§ **SOURCE TEXT**:
Metadata-Version: 2.4
Name: fastsolv
Version: 1.0.1
Summary: fastsolv solid solubility predictor
Author: Jackson Burns
License: MIT
Project-URL: Homepage, https://github.com/JacksonBurns/fastsolv
Classifier: Programming Language :: Python :: 3
Requires-Python: >=3.8
Description-Content-Type: text/markdown
Requires-Dist: fastprop
Requires-Dist: torch
Requires-Dist: pandas
Requires-Dist: numpy

# `fastsolv`
This directory contains the `fastsolv` python package which allows using the trained `fastsolv` model for solid solubility prediction.

## Installation

Run `pip install fastsolv` to install it from PyPI.
Trained model checkpoints will be auto-magically downloaded on your first run of `fastsolv`.

### Requirements
`fastsolv` is continually tested on all platforms (Windows, MacOS, Linux) with Python versions 3.8 and newer and the latest dependencies.
A Graphics Processing Unit (GPU) is optional, but highly recommended for fast predictions.

§ **Document structure recognition data**:
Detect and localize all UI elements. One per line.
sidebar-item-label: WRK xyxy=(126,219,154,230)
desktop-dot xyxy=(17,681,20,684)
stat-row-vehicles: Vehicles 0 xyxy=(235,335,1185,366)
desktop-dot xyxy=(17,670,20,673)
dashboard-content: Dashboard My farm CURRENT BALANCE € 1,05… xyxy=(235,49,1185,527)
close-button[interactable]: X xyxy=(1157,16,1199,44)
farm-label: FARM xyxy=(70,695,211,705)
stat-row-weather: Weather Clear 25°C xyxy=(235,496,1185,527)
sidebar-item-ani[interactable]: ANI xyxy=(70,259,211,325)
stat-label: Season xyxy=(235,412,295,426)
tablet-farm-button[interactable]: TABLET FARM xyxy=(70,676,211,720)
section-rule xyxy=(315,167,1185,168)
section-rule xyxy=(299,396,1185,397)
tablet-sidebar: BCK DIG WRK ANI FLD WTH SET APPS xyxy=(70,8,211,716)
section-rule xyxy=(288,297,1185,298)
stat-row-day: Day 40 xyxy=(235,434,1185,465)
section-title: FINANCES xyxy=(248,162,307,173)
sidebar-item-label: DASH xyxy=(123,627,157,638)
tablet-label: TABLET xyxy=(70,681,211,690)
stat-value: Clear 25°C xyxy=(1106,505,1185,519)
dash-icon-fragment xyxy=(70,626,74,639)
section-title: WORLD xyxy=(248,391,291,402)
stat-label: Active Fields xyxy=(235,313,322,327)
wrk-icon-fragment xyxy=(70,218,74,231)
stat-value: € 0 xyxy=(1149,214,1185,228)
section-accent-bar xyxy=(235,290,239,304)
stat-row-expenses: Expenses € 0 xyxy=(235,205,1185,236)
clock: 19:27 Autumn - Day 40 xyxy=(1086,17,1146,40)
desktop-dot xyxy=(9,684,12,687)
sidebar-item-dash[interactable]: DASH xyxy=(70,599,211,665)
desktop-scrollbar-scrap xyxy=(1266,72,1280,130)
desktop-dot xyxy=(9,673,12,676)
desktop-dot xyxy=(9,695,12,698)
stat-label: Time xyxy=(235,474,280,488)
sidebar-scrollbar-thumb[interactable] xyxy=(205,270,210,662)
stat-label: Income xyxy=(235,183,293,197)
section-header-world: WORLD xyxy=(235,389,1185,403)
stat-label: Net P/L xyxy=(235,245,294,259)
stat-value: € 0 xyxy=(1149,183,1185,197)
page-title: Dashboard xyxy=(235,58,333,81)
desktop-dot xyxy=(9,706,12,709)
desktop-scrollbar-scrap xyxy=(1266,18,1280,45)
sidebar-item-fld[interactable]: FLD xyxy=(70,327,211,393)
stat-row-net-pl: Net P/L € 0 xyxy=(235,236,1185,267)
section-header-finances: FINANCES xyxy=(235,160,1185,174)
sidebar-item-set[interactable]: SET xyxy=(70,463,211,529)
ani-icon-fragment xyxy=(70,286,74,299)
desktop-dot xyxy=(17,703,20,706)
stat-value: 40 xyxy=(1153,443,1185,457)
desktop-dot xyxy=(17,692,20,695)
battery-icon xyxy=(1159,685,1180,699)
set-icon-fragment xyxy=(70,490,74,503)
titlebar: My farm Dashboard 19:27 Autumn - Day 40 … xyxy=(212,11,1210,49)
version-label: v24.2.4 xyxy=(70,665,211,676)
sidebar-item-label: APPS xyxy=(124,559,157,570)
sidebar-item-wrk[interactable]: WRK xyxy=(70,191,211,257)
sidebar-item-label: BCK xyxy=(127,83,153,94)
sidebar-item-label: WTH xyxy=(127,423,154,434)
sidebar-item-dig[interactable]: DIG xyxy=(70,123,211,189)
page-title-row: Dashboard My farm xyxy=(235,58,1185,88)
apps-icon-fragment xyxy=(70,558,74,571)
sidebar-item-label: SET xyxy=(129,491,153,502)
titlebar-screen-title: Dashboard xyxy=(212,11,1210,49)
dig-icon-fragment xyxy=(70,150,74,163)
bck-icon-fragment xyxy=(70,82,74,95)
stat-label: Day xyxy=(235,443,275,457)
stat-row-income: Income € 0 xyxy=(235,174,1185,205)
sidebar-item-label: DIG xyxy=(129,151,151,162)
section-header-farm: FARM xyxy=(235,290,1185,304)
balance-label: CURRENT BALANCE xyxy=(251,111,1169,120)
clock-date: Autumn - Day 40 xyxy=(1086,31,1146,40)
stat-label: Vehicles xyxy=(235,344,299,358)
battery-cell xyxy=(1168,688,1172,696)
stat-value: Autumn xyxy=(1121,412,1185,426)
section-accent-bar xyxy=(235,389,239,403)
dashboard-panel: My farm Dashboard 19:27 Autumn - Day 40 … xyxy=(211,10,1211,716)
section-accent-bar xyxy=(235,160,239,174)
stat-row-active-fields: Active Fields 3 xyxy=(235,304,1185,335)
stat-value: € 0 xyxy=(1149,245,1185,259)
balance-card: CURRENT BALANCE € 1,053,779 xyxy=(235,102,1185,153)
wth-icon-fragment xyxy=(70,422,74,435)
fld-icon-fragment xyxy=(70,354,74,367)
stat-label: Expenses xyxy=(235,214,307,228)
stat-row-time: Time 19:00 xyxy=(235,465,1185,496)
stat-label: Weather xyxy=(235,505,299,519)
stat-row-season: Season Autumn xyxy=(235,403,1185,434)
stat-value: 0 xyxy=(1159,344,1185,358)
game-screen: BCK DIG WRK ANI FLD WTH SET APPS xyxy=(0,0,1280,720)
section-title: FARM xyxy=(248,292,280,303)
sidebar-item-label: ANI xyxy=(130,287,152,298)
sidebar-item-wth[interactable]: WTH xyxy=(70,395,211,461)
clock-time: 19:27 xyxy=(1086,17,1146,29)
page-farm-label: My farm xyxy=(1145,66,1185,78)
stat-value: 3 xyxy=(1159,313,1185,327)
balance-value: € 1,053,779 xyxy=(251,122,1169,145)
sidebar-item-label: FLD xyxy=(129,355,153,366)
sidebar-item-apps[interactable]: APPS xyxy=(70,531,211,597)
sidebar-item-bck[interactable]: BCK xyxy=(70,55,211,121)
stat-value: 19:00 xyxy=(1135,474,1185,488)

§ **THE TASK**:
According to the fastsolv package description, what happens to trained model checkpoints the first time fastsolv is run?

§ **RESULT OF THIS TASK**:
They are automatically downloaded.